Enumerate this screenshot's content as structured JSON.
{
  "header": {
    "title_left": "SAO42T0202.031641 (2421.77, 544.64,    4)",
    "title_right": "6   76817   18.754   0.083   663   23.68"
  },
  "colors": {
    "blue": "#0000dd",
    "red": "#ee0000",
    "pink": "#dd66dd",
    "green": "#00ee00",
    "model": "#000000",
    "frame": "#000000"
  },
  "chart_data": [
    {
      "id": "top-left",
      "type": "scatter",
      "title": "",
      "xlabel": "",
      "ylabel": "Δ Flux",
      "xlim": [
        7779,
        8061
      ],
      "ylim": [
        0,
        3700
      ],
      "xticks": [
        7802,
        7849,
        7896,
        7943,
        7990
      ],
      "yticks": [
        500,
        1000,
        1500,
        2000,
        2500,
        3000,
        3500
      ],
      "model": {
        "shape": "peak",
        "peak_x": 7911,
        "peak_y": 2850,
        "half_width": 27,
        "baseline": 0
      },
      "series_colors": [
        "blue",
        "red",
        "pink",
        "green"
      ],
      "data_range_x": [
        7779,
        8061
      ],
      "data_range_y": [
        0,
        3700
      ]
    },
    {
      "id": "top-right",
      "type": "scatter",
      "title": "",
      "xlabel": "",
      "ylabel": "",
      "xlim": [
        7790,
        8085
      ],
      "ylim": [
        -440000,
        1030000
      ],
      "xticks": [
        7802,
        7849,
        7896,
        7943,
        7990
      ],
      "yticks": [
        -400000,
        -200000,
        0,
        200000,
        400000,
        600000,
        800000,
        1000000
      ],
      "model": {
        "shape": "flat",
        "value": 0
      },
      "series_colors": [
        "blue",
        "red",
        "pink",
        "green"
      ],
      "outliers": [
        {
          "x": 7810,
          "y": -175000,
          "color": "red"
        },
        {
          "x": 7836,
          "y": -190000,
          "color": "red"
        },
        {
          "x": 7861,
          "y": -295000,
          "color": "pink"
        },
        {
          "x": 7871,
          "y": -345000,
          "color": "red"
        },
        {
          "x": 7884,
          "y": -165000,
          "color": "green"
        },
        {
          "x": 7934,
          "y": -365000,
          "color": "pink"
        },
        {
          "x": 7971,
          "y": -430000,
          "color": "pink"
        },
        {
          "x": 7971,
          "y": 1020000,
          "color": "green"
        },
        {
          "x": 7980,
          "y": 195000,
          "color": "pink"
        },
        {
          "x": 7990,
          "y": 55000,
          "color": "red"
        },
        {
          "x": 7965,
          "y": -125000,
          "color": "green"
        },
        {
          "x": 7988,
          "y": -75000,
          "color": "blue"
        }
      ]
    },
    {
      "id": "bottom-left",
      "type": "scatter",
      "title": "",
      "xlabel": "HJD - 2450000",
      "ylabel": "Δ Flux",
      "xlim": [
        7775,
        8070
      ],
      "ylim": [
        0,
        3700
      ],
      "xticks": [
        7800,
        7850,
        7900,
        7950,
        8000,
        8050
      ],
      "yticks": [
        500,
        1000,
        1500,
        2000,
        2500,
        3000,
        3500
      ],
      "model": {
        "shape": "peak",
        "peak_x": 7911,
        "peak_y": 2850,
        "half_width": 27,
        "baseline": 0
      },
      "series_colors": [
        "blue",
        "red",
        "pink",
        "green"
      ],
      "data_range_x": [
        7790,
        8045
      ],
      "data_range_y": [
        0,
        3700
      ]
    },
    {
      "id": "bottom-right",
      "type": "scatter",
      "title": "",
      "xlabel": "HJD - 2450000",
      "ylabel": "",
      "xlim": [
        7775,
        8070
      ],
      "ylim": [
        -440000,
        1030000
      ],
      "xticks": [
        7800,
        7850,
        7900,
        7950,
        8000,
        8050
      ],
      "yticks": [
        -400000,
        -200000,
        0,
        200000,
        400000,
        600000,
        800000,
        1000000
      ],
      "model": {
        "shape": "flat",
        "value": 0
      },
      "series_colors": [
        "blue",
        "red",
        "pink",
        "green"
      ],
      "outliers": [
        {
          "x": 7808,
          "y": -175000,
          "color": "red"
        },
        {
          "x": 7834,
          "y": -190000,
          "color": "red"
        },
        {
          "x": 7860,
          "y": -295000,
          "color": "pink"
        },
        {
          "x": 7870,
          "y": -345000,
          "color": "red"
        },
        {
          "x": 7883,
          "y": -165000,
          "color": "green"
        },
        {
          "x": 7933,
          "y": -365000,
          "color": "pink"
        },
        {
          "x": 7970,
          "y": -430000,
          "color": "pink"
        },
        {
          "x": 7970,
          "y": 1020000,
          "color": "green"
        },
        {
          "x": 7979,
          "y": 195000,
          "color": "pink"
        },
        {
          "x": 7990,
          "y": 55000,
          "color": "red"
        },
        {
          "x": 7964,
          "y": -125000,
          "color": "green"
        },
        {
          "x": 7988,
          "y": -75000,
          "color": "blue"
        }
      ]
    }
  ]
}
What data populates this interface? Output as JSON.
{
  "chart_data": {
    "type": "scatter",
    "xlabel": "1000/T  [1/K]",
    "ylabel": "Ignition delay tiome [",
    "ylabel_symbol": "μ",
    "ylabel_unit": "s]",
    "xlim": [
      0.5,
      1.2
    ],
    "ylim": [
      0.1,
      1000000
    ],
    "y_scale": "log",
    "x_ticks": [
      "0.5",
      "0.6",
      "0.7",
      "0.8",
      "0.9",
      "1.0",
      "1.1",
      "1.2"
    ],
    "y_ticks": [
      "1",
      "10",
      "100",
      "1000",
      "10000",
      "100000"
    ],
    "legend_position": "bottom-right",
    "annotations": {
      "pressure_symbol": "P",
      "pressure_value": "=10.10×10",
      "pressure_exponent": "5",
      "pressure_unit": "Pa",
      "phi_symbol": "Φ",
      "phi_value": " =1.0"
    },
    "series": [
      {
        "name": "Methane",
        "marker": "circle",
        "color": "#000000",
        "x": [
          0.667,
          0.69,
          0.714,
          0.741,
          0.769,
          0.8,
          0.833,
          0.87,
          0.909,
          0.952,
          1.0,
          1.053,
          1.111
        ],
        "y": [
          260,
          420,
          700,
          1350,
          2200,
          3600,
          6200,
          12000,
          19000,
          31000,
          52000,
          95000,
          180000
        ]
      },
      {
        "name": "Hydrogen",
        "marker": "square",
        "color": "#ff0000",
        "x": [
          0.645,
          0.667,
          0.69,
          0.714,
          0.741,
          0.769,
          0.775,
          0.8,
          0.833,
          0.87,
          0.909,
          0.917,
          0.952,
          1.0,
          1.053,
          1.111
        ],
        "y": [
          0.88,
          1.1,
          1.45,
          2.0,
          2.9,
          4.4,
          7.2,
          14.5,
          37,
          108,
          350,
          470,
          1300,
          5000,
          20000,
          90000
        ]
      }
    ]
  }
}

YOUR GOAL:
Nothing in the listing may be changed; retype it all exactly.

RESPONSE TO THE TASK:
Enumerate this screenshot's content as structured JSON.
{
  "header": {
    "title_left": "SAO42T0202.031641 (2421.77, 544.64,    4)",
    "title_right": "6   76817   18.754   0.083   663   23.68"
  },
  "colors": {
    "blue": "#0000dd",
    "red": "#ee0000",
    "pink": "#dd66dd",
    "green": "#00ee00",
    "model": "#000000",
    "frame": "#000000"
  },
  "chart_data": [
    {
      "id": "top-left",
      "type": "scatter",
      "title": "",
      "xlabel": "",
      "ylabel": "Δ Flux",
      "xlim": [
        7779,
        8061
      ],
      "ylim": [
        0,
        3700
      ],
      "xticks": [
        7802,
        7849,
        7896,
        7943,
        7990
      ],
      "yticks": [
        500,
        1000,
        1500,
        2000,
        2500,
        3000,
        3500
      ],
      "model": {
        "shape": "peak",
        "peak_x": 7911,
        "peak_y": 2850,
        "half_width": 27,
        "baseline": 0
      },
      "series_colors": [
        "blue",
        "red",
        "pink",
        "green"
      ],
      "data_range_x": [
        7779,
        8061
      ],
      "data_range_y": [
        0,
        3700
      ]
    },
    {
      "id": "top-right",
      "type": "scatter",
      "title": "",
      "xlabel": "",
      "ylabel": "",
      "xlim": [
        7790,
        8085
      ],
      "ylim": [
        -440000,
        1030000
      ],
      "xticks": [
        7802,
        7849,
        7896,
        7943,
        7990
      ],
      "yticks": [
        -400000,
        -200000,
        0,
        200000,
        400000,
        600000,
        800000,
        1000000
      ],
      "model": {
        "shape": "flat",
        "value": 0
      },
      "series_colors": [
        "blue",
        "red",
        "pink",
        "green"
      ],
      "outliers": [
        {
          "x": 7810,
          "y": -175000,
          "color": "red"
        },
        {
          "x": 7836,
          "y": -190000,
          "color": "red"
        },
        {
          "x": 7861,
          "y": -295000,
          "color": "pink"
        },
        {
          "x": 7871,
          "y": -345000,
          "color": "red"
        },
        {
          "x": 7884,
          "y": -165000,
          "color": "green"
        },
        {
          "x": 7934,
          "y": -365000,
          "color": "pink"
        },
        {
          "x": 7971,
          "y": -430000,
          "color": "pink"
        },
        {
          "x": 7971,
          "y": 1020000,
          "color": "green"
        },
        {
          "x": 7980,
          "y": 195000,
          "color": "pink"
        },
        {
          "x": 7990,
          "y": 55000,
          "color": "red"
        },
        {
          "x": 7965,
          "y": -125000,
          "color": "green"
        },
        {
          "x": 7988,
          "y": -75000,
          "color": "blue"
        }
      ]
    },
    {
      "id": "bottom-left",
      "type": "scatter",
      "title": "",
      "xlabel": "HJD - 2450000",
      "ylabel": "Δ Flux",
      "xlim": [
        7775,
        8070
      ],
      "ylim": [
        0,
        3700
      ],
      "xticks": [
        7800,
        7850,
        7900,
        7950,
        8000,
        8050
      ],
      "yticks": [
        500,
        1000,
        1500,
        2000,
        2500,
        3000,
        3500
      ],
      "model": {
        "shape": "peak",
        "peak_x": 7911,
        "peak_y": 2850,
        "half_width": 27,
        "baseline": 0
      },
      "series_colors": [
        "blue",
        "red",
        "pink",
        "green"
      ],
      "data_range_x": [
        7790,
        8045
      ],
      "data_range_y": [
        0,
        3700
      ]
    },
    {
      "id": "bottom-right",
      "type": "scatter",
      "title": "",
      "xlabel": "HJD - 2450000",
      "ylabel": "",
      "xlim": [
        7775,
        8070
      ],
      "ylim": [
        -440000,
        1030000
      ],
      "xticks": [
        7800,
        7850,
        7900,
        7950,
        8000,
        8050
      ],
      "yticks": [
        -400000,
        -200000,
        0,
        200000,
        400000,
        600000,
        800000,
        1000000
      ],
      "model": {
        "shape": "flat",
        "value": 0
      },
      "series_colors": [
        "blue",
        "red",
        "pink",
        "green"
      ],
      "outliers": [
        {
          "x": 7808,
          "y": -175000,
          "color": "red"
        },
        {
          "x": 7834,
          "y": -190000,
          "color": "red"
        },
        {
          "x": 7860,
          "y": -295000,
          "color": "pink"
        },
        {
          "x": 7870,
          "y": -345000,
          "color": "red"
        },
        {
          "x": 7883,
          "y": -165000,
          "color": "green"
        },
        {
          "x": 7933,
          "y": -365000,
          "color": "pink"
        },
        {
          "x": 7970,
          "y": -430000,
          "color": "pink"
        },
        {
          "x": 7970,
          "y": 1020000,
          "color": "green"
        },
        {
          "x": 7979,
          "y": 195000,
          "color": "pink"
        },
        {
          "x": 7990,
          "y": 55000,
          "color": "red"
        },
        {
          "x": 7964,
          "y": -125000,
          "color": "green"
        },
        {
          "x": 7988,
          "y": -75000,
          "color": "blue"
        }
      ]
    }
  ]
}
What data populates this interface? Output as JSON.
{
  "chart_data": {
    "type": "scatter",
    "xlabel": "1000/T  [1/K]",
    "ylabel": "Ignition delay tiome [",
    "ylabel_symbol": "μ",
    "ylabel_unit": "s]",
    "xlim": [
      0.5,
      1.2
    ],
    "ylim": [
      0.1,
      1000000
    ],
    "y_scale": "log",
    "x_ticks": [
      "0.5",
      "0.6",
      "0.7",
      "0.8",
      "0.9",
      "1.0",
      "1.1",
      "1.2"
    ],
    "y_ticks": [
      "1",
      "10",
      "100",
      "1000",
      "10000",
      "100000"
    ],
    "legend_position": "bottom-right",
    "annotations": {
      "pressure_symbol": "P",
      "pressure_value": "=10.10×10",
      "pressure_exponent": "5",
      "pressure_unit": "Pa",
      "phi_symbol": "Φ",
      "phi_value": " =1.0"
    },
    "series": [
      {
        "name": "Methane",
        "marker": "circle",
        "color": "#000000",
        "x": [
          0.667,
          0.69,
          0.714,
          0.741,
          0.769,
          0.8,
          0.833,
          0.87,
          0.909,
          0.952,
          1.0,
          1.053,
          1.111
        ],
        "y": [
          260,
          420,
          700,
          1350,
          2200,
          3600,
          6200,
          12000,
          19000,
          31000,
          52000,
          95000,
          180000
        ]
      },
      {
        "name": "Hydrogen",
        "marker": "square",
        "color": "#ff0000",
        "x": [
          0.645,
          0.667,
          0.69,
          0.714,
          0.741,
          0.769,
          0.775,
          0.8,
          0.833,
          0.87,
          0.909,
          0.917,
          0.952,
          1.0,
          1.053,
          1.111
        ],
        "y": [
          0.88,
          1.1,
          1.45,
          2.0,
          2.9,
          4.4,
          7.2,
          14.5,
          37,
          108,
          350,
          470,
          1300,
          5000,
          20000,
          90000
        ]
      }
    ]
  }
}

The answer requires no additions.